## Direction
Print the records below exactly as they appear.

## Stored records
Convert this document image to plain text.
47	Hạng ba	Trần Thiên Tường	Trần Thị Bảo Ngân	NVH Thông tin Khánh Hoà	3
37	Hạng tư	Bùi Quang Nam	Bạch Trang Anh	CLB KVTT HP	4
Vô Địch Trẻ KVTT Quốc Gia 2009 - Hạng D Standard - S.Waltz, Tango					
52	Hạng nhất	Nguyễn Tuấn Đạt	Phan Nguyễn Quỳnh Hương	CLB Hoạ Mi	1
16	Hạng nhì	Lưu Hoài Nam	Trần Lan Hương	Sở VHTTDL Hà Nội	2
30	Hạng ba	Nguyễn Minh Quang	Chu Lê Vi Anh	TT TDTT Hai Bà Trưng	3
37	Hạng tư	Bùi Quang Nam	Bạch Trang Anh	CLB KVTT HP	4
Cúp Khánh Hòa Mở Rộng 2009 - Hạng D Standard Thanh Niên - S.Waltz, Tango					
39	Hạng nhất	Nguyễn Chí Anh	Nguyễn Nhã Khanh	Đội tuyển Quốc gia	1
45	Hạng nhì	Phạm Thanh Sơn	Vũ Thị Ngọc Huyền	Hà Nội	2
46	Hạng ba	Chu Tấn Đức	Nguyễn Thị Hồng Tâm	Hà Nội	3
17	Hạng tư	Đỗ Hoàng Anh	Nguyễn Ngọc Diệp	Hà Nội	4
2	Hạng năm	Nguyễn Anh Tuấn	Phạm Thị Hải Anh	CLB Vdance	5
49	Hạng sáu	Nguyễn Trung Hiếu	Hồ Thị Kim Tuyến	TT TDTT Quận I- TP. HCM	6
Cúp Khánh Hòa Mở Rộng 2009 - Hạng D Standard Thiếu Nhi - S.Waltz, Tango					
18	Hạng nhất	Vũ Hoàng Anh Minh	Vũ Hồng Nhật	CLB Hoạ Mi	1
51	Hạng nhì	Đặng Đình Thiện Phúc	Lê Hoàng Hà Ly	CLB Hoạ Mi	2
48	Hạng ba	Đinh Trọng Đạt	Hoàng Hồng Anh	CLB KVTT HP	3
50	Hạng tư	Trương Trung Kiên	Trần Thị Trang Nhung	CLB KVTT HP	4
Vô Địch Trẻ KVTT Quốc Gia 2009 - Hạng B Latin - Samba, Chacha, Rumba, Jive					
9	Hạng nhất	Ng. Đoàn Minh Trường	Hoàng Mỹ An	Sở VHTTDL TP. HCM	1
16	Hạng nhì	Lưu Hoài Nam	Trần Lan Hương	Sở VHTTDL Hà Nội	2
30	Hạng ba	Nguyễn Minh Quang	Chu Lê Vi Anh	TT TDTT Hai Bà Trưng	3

## Solved problem
Convert this document image to plain text.
47	Hạng ba	Trần Thiên Tường	Trần Thị Bảo Ngân	NVH Thông tin Khánh Hoà	3
37	Hạng tư	Bùi Quang Nam	Bạch Trang Anh	CLB KVTT HP	4
Vô Địch Trẻ KVTT Quốc Gia 2009 - Hạng D Standard - S.Waltz, Tango					
52	Hạng nhất	Nguyễn Tuấn Đạt	Phan Nguyễn Quỳnh Hương	CLB Hoạ Mi	1
16	Hạng nhì	Lưu Hoài Nam	Trần Lan Hương	Sở VHTTDL Hà Nội	2
30	Hạng ba	Nguyễn Minh Quang	Chu Lê Vi Anh	TT TDTT Hai Bà Trưng	3
37	Hạng tư	Bùi Quang Nam	Bạch Trang Anh	CLB KVTT HP	4
Cúp Khánh Hòa Mở Rộng 2009 - Hạng D Standard Thanh Niên - S.Waltz, Tango					
39	Hạng nhất	Nguyễn Chí Anh	Nguyễn Nhã Khanh	Đội tuyển Quốc gia	1
45	Hạng nhì	Phạm Thanh Sơn	Vũ Thị Ngọc Huyền	Hà Nội	2
46	Hạng ba	Chu Tấn Đức	Nguyễn Thị Hồng Tâm	Hà Nội	3
17	Hạng tư	Đỗ Hoàng Anh	Nguyễn Ngọc Diệp	Hà Nội	4
2	Hạng năm	Nguyễn Anh Tuấn	Phạm Thị Hải Anh	CLB Vdance	5
49	Hạng sáu	Nguyễn Trung Hiếu	Hồ Thị Kim Tuyến	TT TDTT Quận I- TP. HCM	6
Cúp Khánh Hòa Mở Rộng 2009 - Hạng D Standard Thiếu Nhi - S.Waltz, Tango					
18	Hạng nhất	Vũ Hoàng Anh Minh	Vũ Hồng Nhật	CLB Hoạ Mi	1
51	Hạng nhì	Đặng Đình Thiện Phúc	Lê Hoàng Hà Ly	CLB Hoạ Mi	2
48	Hạng ba	Đinh Trọng Đạt	Hoàng Hồng Anh	CLB KVTT HP	3
50	Hạng tư	Trương Trung Kiên	Trần Thị Trang Nhung	CLB KVTT HP	4
Vô Địch Trẻ KVTT Quốc Gia 2009 - Hạng B Latin - Samba, Chacha, Rumba, Jive					
9	Hạng nhất	Ng. Đoàn Minh Trường	Hoàng Mỹ An	Sở VHTTDL TP. HCM	1
16	Hạng nhì	Lưu Hoài Nam	Trần Lan Hương	Sở VHTTDL Hà Nội	2
30	Hạng ba	Nguyễn Minh Quang	Chu Lê Vi Anh	TT TDTT Hai Bà Trưng	3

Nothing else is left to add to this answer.